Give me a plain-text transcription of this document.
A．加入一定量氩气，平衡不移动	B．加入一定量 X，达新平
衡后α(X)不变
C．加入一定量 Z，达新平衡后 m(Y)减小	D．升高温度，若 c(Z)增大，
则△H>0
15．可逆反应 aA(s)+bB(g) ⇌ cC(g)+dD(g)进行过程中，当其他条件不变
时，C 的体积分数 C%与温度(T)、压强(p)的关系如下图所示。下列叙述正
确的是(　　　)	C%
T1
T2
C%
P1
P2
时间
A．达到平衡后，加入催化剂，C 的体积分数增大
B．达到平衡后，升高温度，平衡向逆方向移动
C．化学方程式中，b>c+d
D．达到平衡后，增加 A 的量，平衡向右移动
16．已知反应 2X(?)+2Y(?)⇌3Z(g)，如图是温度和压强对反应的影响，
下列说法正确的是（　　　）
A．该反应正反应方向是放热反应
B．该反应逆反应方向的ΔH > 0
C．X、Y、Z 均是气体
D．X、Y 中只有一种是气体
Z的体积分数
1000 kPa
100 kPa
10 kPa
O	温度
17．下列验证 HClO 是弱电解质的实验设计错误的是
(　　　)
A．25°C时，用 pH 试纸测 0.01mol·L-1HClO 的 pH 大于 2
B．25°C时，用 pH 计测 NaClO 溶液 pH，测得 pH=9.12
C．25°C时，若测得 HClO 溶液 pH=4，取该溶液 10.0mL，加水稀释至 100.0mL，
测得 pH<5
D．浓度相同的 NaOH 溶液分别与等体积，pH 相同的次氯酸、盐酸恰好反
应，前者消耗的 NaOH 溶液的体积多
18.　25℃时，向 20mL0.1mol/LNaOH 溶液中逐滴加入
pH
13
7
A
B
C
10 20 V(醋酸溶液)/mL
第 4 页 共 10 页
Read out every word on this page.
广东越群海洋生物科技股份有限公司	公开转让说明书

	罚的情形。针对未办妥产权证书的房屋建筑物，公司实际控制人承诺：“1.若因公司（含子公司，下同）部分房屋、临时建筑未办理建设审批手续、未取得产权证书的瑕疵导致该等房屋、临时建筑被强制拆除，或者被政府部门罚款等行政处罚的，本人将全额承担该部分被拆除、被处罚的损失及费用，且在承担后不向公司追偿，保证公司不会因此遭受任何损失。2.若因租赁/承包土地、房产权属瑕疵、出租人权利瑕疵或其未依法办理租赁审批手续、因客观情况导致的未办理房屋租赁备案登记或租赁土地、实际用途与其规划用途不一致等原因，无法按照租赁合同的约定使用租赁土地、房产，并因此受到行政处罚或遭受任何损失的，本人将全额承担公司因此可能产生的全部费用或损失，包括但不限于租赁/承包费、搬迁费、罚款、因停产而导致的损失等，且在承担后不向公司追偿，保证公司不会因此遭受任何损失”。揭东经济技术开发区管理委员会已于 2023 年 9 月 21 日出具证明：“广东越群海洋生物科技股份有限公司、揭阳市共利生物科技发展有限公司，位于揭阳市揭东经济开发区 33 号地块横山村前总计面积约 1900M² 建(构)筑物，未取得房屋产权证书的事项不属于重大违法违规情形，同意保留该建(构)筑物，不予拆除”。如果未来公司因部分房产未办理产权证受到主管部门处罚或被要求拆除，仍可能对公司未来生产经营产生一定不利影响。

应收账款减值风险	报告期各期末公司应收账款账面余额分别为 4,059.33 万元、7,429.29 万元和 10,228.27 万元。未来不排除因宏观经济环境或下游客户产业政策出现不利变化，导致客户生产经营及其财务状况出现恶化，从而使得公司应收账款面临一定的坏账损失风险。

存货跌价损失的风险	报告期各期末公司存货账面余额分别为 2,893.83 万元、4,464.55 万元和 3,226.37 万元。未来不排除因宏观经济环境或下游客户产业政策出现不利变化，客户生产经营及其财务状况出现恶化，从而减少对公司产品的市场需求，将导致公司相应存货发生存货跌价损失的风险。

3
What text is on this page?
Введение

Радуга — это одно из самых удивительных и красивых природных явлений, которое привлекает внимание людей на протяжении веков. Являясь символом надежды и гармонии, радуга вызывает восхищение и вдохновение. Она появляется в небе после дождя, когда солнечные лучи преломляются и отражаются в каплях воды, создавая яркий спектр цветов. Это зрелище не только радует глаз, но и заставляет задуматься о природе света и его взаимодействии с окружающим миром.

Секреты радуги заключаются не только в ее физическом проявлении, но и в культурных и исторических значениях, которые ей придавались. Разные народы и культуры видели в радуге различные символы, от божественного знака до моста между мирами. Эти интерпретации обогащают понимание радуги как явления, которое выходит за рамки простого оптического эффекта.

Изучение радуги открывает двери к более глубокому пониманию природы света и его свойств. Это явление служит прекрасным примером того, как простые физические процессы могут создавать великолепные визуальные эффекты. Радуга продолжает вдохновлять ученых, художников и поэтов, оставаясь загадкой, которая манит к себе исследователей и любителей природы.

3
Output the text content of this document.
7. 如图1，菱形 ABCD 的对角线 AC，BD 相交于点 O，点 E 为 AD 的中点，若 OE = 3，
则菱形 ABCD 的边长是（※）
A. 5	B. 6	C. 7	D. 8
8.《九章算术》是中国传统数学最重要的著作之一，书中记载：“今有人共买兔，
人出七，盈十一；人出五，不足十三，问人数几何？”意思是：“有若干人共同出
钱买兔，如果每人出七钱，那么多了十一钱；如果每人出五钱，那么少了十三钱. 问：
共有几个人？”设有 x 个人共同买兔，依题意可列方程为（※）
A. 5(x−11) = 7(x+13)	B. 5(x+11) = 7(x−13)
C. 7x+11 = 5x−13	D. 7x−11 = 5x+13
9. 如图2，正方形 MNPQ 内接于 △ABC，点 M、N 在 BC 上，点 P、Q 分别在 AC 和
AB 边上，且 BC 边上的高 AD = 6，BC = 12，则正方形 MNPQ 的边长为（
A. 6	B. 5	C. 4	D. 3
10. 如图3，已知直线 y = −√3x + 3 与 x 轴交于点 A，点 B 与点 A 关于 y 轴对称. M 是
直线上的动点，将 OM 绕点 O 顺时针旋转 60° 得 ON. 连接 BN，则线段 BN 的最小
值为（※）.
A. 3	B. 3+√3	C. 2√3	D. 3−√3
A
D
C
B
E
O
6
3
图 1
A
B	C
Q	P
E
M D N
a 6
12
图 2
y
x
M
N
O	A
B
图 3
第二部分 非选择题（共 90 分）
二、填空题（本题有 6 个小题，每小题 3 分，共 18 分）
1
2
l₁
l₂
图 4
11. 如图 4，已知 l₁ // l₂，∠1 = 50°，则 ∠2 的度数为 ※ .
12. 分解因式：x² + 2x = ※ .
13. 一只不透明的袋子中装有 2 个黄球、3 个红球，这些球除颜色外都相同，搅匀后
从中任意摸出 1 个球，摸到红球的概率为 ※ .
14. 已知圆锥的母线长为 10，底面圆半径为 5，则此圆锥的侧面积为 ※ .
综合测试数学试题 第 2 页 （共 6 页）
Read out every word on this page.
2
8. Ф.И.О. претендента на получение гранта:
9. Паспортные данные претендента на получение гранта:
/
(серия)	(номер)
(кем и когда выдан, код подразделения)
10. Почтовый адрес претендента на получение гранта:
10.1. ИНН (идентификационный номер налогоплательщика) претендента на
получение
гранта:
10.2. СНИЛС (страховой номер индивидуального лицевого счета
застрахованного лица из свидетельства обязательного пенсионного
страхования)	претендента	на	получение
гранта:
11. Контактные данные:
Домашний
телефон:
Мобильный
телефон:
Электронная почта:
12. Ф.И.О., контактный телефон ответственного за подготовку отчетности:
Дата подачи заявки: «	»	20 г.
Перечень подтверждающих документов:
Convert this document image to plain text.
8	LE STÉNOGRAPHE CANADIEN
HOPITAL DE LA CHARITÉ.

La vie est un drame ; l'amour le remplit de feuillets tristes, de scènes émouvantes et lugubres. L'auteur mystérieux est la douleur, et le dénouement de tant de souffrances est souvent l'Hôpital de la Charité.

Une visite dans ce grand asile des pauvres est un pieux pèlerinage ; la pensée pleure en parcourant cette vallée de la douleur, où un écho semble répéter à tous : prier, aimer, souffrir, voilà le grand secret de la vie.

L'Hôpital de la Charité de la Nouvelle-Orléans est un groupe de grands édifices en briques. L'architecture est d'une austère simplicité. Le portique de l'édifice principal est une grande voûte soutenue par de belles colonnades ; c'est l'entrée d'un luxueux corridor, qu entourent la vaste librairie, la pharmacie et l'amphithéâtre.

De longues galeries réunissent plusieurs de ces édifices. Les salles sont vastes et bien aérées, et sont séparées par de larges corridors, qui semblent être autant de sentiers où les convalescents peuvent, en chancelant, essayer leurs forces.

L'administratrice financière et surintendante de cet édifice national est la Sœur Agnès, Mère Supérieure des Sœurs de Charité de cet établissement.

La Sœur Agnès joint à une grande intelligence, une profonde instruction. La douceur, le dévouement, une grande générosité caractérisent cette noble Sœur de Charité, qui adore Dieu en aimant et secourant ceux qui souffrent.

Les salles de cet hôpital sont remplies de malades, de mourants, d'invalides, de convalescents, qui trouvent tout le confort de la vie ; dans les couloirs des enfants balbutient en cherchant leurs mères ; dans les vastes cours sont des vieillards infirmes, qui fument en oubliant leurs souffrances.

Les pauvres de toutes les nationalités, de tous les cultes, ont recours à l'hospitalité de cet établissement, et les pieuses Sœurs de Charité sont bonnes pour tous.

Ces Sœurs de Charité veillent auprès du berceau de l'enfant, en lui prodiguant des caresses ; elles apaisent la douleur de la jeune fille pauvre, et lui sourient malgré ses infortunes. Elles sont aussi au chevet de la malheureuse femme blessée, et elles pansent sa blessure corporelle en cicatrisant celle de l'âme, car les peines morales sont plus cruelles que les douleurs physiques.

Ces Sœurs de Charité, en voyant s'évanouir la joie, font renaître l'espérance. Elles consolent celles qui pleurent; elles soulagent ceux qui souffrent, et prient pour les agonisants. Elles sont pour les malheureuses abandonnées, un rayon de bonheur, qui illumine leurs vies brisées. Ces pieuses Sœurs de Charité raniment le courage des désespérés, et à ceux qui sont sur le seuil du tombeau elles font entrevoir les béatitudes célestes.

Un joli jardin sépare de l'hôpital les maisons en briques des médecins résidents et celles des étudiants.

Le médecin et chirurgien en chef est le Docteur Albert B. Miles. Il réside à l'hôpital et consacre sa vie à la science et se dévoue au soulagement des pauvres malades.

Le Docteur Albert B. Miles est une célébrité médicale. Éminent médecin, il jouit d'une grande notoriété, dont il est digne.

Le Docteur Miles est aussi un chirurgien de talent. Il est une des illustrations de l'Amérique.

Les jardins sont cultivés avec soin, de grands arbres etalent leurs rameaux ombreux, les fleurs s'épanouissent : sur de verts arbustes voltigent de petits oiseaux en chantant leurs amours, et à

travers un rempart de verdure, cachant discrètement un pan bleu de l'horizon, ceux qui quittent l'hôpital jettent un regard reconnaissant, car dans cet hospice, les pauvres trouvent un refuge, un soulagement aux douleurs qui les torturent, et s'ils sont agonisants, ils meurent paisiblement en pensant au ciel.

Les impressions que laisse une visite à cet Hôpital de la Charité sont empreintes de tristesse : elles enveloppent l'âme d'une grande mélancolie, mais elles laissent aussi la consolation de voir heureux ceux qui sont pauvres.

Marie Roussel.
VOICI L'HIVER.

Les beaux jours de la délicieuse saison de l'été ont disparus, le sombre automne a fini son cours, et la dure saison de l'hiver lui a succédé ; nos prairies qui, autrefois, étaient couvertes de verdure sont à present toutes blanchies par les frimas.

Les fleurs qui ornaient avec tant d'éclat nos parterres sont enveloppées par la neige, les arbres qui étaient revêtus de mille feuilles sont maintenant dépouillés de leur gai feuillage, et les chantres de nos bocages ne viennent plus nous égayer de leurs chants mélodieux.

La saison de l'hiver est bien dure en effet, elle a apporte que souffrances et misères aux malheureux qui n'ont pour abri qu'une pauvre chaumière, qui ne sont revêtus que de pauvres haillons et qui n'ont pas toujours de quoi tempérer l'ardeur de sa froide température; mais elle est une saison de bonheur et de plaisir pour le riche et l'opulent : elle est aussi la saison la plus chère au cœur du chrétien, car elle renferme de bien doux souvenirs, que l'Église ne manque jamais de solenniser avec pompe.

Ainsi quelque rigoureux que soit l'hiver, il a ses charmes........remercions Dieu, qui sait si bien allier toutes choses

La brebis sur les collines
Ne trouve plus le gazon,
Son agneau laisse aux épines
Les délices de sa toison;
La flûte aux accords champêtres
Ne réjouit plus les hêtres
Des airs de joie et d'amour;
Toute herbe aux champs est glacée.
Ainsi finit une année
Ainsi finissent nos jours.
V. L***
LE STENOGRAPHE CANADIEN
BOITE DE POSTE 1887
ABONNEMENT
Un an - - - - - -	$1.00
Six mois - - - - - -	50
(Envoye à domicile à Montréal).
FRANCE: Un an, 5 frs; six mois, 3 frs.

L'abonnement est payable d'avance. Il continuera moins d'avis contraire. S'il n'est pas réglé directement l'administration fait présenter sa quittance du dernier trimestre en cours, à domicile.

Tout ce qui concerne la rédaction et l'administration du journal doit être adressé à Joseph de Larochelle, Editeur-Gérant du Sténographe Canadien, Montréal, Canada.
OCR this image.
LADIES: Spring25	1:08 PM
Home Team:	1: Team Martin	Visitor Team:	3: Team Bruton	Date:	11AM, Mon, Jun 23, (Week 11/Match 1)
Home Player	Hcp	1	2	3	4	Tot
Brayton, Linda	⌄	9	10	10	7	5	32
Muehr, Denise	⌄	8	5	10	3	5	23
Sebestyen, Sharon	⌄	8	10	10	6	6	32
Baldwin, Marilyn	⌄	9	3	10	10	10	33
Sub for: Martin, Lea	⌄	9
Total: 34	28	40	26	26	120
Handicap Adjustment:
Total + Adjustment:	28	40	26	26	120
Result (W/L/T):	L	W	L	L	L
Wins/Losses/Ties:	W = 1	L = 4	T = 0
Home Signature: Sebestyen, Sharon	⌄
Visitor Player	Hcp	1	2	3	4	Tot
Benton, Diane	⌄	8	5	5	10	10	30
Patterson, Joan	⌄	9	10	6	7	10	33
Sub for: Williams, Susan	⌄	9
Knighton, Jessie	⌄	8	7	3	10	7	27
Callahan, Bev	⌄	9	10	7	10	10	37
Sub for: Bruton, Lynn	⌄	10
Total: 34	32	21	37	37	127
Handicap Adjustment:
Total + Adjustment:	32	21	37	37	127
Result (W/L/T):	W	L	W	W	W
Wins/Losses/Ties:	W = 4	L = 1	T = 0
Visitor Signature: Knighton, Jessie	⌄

■ ■ ■ ■ ■ ■ ■

• Task to carry out:
Select and copy every line of the listing with the word "Martin".

• Exercise response:
Home Team:	1: Team Martin	Visitor Team:	3: Team Bruton	Date:	11AM, Mon, Jun 23, (Week 11/Match 1)
Sub for: Martin, Lea	⌄	9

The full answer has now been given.